• [Written task]: Output every entry exactly as written.

Records about charts and figures
** Begin **

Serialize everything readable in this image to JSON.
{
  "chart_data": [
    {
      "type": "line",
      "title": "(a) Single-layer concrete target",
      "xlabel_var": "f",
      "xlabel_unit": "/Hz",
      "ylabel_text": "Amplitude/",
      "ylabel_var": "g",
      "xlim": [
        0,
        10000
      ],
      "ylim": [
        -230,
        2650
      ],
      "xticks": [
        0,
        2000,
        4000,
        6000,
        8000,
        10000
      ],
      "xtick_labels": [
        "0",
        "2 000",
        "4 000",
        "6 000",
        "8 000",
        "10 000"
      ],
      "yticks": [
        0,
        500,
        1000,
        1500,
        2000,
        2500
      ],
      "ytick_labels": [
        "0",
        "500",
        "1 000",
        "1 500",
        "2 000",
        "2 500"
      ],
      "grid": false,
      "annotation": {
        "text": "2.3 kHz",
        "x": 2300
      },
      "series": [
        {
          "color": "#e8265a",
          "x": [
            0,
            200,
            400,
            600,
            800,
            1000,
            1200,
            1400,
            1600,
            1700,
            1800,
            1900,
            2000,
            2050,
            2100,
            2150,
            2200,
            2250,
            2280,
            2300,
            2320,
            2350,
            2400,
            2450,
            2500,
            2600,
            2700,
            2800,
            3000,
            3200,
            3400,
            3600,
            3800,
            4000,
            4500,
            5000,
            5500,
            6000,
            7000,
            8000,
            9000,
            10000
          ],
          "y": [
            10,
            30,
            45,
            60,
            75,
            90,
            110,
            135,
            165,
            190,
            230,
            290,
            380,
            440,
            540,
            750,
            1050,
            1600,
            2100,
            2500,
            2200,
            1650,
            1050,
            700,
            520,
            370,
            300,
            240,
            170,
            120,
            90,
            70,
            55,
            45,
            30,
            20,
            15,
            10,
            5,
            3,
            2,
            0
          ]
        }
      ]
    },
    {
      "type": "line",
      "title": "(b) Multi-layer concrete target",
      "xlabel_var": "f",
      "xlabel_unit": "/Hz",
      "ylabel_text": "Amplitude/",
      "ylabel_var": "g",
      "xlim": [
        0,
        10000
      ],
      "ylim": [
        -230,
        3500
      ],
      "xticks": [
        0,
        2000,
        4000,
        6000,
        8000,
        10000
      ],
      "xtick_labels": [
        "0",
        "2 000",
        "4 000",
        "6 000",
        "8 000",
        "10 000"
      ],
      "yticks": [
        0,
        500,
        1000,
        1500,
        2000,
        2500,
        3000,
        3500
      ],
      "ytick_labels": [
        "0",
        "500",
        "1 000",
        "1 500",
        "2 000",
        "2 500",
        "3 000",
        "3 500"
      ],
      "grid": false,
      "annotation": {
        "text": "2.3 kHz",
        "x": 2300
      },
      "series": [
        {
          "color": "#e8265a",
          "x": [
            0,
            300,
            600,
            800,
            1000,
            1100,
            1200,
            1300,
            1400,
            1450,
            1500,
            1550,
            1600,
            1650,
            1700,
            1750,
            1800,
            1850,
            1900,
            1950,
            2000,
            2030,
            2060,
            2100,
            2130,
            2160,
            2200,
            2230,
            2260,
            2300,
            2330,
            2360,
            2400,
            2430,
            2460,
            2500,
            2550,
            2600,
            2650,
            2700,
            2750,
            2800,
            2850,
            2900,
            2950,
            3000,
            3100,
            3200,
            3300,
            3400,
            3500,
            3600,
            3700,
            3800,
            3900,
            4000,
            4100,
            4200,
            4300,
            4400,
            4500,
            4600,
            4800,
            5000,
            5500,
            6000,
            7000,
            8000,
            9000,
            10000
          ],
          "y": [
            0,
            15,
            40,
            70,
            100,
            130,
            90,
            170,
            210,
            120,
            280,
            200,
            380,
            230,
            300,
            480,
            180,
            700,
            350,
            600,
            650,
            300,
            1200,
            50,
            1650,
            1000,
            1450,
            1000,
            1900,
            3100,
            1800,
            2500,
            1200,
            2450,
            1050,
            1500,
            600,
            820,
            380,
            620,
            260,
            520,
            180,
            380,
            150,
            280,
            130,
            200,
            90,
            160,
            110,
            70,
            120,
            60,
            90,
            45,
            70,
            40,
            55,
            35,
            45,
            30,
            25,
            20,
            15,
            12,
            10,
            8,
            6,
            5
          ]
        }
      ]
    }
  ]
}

** End **

• [The output]:
Serialize everything readable in this image to JSON.
{
  "chart_data": [
    {
      "type": "line",
      "title": "(a) Single-layer concrete target",
      "xlabel_var": "f",
      "xlabel_unit": "/Hz",
      "ylabel_text": "Amplitude/",
      "ylabel_var": "g",
      "xlim": [
        0,
        10000
      ],
      "ylim": [
        -230,
        2650
      ],
      "xticks": [
        0,
        2000,
        4000,
        6000,
        8000,
        10000
      ],
      "xtick_labels": [
        "0",
        "2 000",
        "4 000",
        "6 000",
        "8 000",
        "10 000"
      ],
      "yticks": [
        0,
        500,
        1000,
        1500,
        2000,
        2500
      ],
      "ytick_labels": [
        "0",
        "500",
        "1 000",
        "1 500",
        "2 000",
        "2 500"
      ],
      "grid": false,
      "annotation": {
        "text": "2.3 kHz",
        "x": 2300
      },
      "series": [
        {
          "color": "#e8265a",
          "x": [
            0,
            200,
            400,
            600,
            800,
            1000,
            1200,
            1400,
            1600,
            1700,
            1800,
            1900,
            2000,
            2050,
            2100,
            2150,
            2200,
            2250,
            2280,
            2300,
            2320,
            2350,
            2400,
            2450,
            2500,
            2600,
            2700,
            2800,
            3000,
            3200,
            3400,
            3600,
            3800,
            4000,
            4500,
            5000,
            5500,
            6000,
            7000,
            8000,
            9000,
            10000
          ],
          "y": [
            10,
            30,
            45,
            60,
            75,
            90,
            110,
            135,
            165,
            190,
            230,
            290,
            380,
            440,
            540,
            750,
            1050,
            1600,
            2100,
            2500,
            2200,
            1650,
            1050,
            700,
            520,
            370,
            300,
            240,
            170,
            120,
            90,
            70,
            55,
            45,
            30,
            20,
            15,
            10,
            5,
            3,
            2,
            0
          ]
        }
      ]
    },
    {
      "type": "line",
      "title": "(b) Multi-layer concrete target",
      "xlabel_var": "f",
      "xlabel_unit": "/Hz",
      "ylabel_text": "Amplitude/",
      "ylabel_var": "g",
      "xlim": [
        0,
        10000
      ],
      "ylim": [
        -230,
        3500
      ],
      "xticks": [
        0,
        2000,
        4000,
        6000,
        8000,
        10000
      ],
      "xtick_labels": [
        "0",
        "2 000",
        "4 000",
        "6 000",
        "8 000",
        "10 000"
      ],
      "yticks": [
        0,
        500,
        1000,
        1500,
        2000,
        2500,
        3000,
        3500
      ],
      "ytick_labels": [
        "0",
        "500",
        "1 000",
        "1 500",
        "2 000",
        "2 500",
        "3 000",
        "3 500"
      ],
      "grid": false,
      "annotation": {
        "text": "2.3 kHz",
        "x": 2300
      },
      "series": [
        {
          "color": "#e8265a",
          "x": [
            0,
            300,
            600,
            800,
            1000,
            1100,
            1200,
            1300,
            1400,
            1450,
            1500,
            1550,
            1600,
            1650,
            1700,
            1750,
            1800,
            1850,
            1900,
            1950,
            2000,
            2030,
            2060,
            2100,
            2130,
            2160,
            2200,
            2230,
            2260,
            2300,
            2330,
            2360,
            2400,
            2430,
            2460,
            2500,
            2550,
            2600,
            2650,
            2700,
            2750,
            2800,
            2850,
            2900,
            2950,
            3000,
            3100,
            3200,
            3300,
            3400,
            3500,
            3600,
            3700,
            3800,
            3900,
            4000,
            4100,
            4200,
            4300,
            4400,
            4500,
            4600,
            4800,
            5000,
            5500,
            6000,
            7000,
            8000,
            9000,
            10000
          ],
          "y": [
            0,
            15,
            40,
            70,
            100,
            130,
            90,
            170,
            210,
            120,
            280,
            200,
            380,
            230,
            300,
            480,
            180,
            700,
            350,
            600,
            650,
            300,
            1200,
            50,
            1650,
            1000,
            1450,
            1000,
            1900,
            3100,
            1800,
            2500,
            1200,
            2450,
            1050,
            1500,
            600,
            820,
            380,
            620,
            260,
            520,
            180,
            380,
            150,
            280,
            130,
            200,
            90,
            160,
            110,
            70,
            120,
            60,
            90,
            45,
            70,
            40,
            55,
            35,
            45,
            30,
            25,
            20,
            15,
            12,
            10,
            8,
            6,
            5
          ]
        }
      ]
    }
  ]
}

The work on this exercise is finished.